» Written task
Without the pictures, reproduce the records that follow exactly.

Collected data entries
● ● ● ●
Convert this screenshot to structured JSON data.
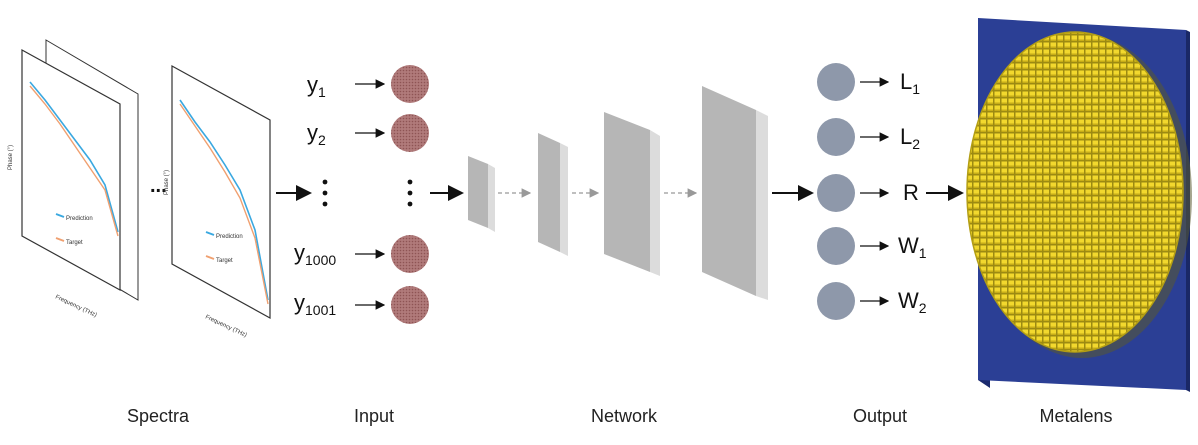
{
  "sections": {
    "spectra": "Spectra",
    "input": "Input",
    "network": "Network",
    "output": "Output",
    "metalens": "Metalens"
  },
  "spectra_plot": {
    "ylabel": "Phase (°)",
    "xlabel": "Frequency (THz)",
    "legend_prediction": "Prediction",
    "legend_target": "Target",
    "ellipsis": "...",
    "colors": {
      "prediction": "#3aa8e0",
      "target": "#f0a070"
    }
  },
  "inputs": [
    {
      "base": "y",
      "sub": "1"
    },
    {
      "base": "y",
      "sub": "2"
    },
    {
      "base": "y",
      "sub": "1000"
    },
    {
      "base": "y",
      "sub": "1001"
    }
  ],
  "outputs": [
    {
      "base": "L",
      "sub": "1"
    },
    {
      "base": "L",
      "sub": "2"
    },
    {
      "base": "R",
      "sub": ""
    },
    {
      "base": "W",
      "sub": "1"
    },
    {
      "base": "W",
      "sub": "2"
    }
  ],
  "colors": {
    "input_node": "#a86a6a",
    "output_node": "#8e98aa",
    "layer_front": "#b8b8b8",
    "layer_side": "#d6d6d6",
    "metalens_substrate": "#2b3f95",
    "metalens_pillar": "#e8cf2a"
  }
}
● ● ● ●
» Answer to this exercise
Convert this screenshot to structured JSON data.
{
  "sections": {
    "spectra": "Spectra",
    "input": "Input",
    "network": "Network",
    "output": "Output",
    "metalens": "Metalens"
  },
  "spectra_plot": {
    "ylabel": "Phase (°)",
    "xlabel": "Frequency (THz)",
    "legend_prediction": "Prediction",
    "legend_target": "Target",
    "ellipsis": "...",
    "colors": {
      "prediction": "#3aa8e0",
      "target": "#f0a070"
    }
  },
  "inputs": [
    {
      "base": "y",
      "sub": "1"
    },
    {
      "base": "y",
      "sub": "2"
    },
    {
      "base": "y",
      "sub": "1000"
    },
    {
      "base": "y",
      "sub": "1001"
    }
  ],
  "outputs": [
    {
      "base": "L",
      "sub": "1"
    },
    {
      "base": "L",
      "sub": "2"
    },
    {
      "base": "R",
      "sub": ""
    },
    {
      "base": "W",
      "sub": "1"
    },
    {
      "base": "W",
      "sub": "2"
    }
  ],
  "colors": {
    "input_node": "#a86a6a",
    "output_node": "#8e98aa",
    "layer_front": "#b8b8b8",
    "layer_side": "#d6d6d6",
    "metalens_substrate": "#2b3f95",
    "metalens_pillar": "#e8cf2a"
  }
}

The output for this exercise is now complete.